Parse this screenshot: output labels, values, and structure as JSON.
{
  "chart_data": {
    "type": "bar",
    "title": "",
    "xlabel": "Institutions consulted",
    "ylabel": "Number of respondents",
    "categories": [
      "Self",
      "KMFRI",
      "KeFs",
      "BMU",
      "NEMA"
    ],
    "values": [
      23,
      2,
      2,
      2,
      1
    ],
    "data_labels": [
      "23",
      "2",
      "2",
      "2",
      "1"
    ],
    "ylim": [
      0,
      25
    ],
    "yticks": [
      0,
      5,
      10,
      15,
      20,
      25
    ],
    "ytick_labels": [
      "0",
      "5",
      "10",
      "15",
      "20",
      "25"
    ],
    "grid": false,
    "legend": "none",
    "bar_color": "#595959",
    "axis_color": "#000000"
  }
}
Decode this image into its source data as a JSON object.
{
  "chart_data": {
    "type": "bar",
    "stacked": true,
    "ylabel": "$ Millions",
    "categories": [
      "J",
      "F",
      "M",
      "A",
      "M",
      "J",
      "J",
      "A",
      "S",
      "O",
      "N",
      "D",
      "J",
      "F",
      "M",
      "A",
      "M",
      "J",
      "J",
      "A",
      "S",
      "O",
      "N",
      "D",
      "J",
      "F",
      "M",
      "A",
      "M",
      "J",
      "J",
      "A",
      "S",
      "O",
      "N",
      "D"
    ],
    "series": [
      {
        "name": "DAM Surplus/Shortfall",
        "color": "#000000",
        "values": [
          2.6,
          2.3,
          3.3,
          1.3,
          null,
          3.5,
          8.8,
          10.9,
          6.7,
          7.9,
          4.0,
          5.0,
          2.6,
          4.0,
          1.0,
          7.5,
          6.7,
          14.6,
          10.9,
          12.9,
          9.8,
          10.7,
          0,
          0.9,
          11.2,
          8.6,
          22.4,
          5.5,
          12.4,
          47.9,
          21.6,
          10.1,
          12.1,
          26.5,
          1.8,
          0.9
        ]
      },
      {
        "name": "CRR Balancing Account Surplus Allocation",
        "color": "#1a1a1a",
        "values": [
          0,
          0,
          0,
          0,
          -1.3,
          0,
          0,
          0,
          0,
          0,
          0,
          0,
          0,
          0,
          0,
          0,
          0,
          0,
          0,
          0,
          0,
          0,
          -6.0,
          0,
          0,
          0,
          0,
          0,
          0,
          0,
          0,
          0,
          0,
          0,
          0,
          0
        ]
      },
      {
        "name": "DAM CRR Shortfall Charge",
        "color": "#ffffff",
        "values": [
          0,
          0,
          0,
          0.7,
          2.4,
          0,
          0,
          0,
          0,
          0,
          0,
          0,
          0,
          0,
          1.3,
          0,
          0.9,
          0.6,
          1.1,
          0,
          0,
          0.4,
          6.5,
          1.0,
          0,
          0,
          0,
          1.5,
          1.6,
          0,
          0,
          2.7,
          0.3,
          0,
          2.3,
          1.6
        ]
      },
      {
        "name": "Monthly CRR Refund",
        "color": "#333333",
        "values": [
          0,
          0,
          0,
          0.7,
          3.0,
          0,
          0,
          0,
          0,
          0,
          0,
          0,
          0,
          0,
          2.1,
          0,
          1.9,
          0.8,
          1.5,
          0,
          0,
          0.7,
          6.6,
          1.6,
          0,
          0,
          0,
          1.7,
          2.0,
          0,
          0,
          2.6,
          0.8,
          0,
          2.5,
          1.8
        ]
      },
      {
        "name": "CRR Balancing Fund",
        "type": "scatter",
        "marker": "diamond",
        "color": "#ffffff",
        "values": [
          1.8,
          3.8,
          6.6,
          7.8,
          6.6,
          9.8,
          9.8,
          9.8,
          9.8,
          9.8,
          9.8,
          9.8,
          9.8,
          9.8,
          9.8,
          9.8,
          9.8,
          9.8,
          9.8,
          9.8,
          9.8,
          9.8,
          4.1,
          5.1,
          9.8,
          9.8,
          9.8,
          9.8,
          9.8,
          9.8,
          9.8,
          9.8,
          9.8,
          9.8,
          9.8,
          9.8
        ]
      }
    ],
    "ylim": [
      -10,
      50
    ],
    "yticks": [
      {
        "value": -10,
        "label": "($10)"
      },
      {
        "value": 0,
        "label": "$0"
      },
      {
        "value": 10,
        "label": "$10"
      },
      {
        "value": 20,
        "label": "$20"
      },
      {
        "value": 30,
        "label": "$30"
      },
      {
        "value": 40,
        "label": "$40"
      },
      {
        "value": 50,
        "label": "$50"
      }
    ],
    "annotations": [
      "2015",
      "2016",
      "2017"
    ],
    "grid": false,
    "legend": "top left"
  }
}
::::
Task statement:
Search the records for the string "JSON" and return every line in which it occurs.

Right answer:
Parse this screenshot: output labels, values, and structure as JSON.
Decode this image into its source data as a JSON object.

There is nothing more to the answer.